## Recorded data
/---

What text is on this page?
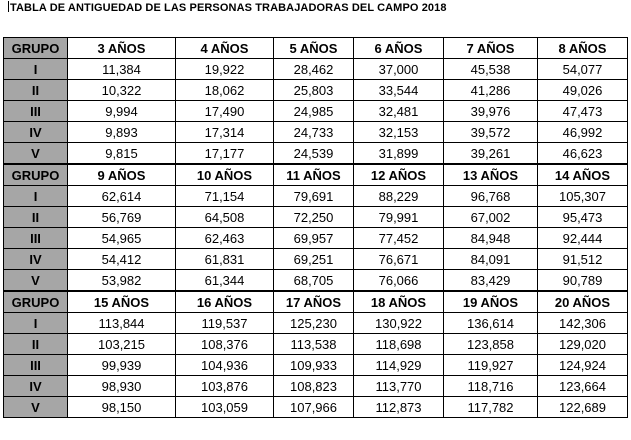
TABLA DE ANTIGUEDAD DE LAS PERSONAS TRABAJADORAS DEL CAMPO 2018
GRUPO	3 AÑOS	4 AÑOS	5 AÑOS	6 AÑOS	7 AÑOS	8 AÑOS
I	11,384	19,922	28,462	37,000	45,538	54,077
II	10,322	18,062	25,803	33,544	41,286	49,026
III	9,994	17,490	24,985	32,481	39,976	47,473
IV	9,893	17,314	24,733	32,153	39,572	46,992
V	9,815	17,177	24,539	31,899	39,261	46,623
GRUPO	9 AÑOS	10 AÑOS	11 AÑOS	12 AÑOS	13 AÑOS	14 AÑOS
I	62,614	71,154	79,691	88,229	96,768	105,307
II	56,769	64,508	72,250	79,991	67,002	95,473
III	54,965	62,463	69,957	77,452	84,948	92,444
IV	54,412	61,831	69,251	76,671	84,091	91,512
V	53,982	61,344	68,705	76,066	83,429	90,789
GRUPO	15 AÑOS	16 AÑOS	17 AÑOS	18 AÑOS	19 AÑOS	20 AÑOS
I	113,844	119,537	125,230	130,922	136,614	142,306
II	103,215	108,376	113,538	118,698	123,858	129,020
III	99,939	104,936	109,933	114,929	119,927	124,924
IV	98,930	103,876	108,823	113,770	118,716	123,664
V	98,150	103,059	107,966	112,873	117,782	122,689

\---

## GOAL
Pictures excluded, quote all the data above exactly.

## SOLUTION FOR THIS EXERCISE
What text is on this page?
TABLA DE ANTIGUEDAD DE LAS PERSONAS TRABAJADORAS DEL CAMPO 2018
GRUPO	3 AÑOS	4 AÑOS	5 AÑOS	6 AÑOS	7 AÑOS	8 AÑOS
I	11,384	19,922	28,462	37,000	45,538	54,077
II	10,322	18,062	25,803	33,544	41,286	49,026
III	9,994	17,490	24,985	32,481	39,976	47,473
IV	9,893	17,314	24,733	32,153	39,572	46,992
V	9,815	17,177	24,539	31,899	39,261	46,623
GRUPO	9 AÑOS	10 AÑOS	11 AÑOS	12 AÑOS	13 AÑOS	14 AÑOS
I	62,614	71,154	79,691	88,229	96,768	105,307
II	56,769	64,508	72,250	79,991	67,002	95,473
III	54,965	62,463	69,957	77,452	84,948	92,444
IV	54,412	61,831	69,251	76,671	84,091	91,512
V	53,982	61,344	68,705	76,066	83,429	90,789
GRUPO	15 AÑOS	16 AÑOS	17 AÑOS	18 AÑOS	19 AÑOS	20 AÑOS
I	113,844	119,537	125,230	130,922	136,614	142,306
II	103,215	108,376	113,538	118,698	123,858	129,020
III	99,939	104,936	109,933	114,929	119,927	124,924
IV	98,930	103,876	108,823	113,770	118,716	123,664
V	98,150	103,059	107,966	112,873	117,782	122,689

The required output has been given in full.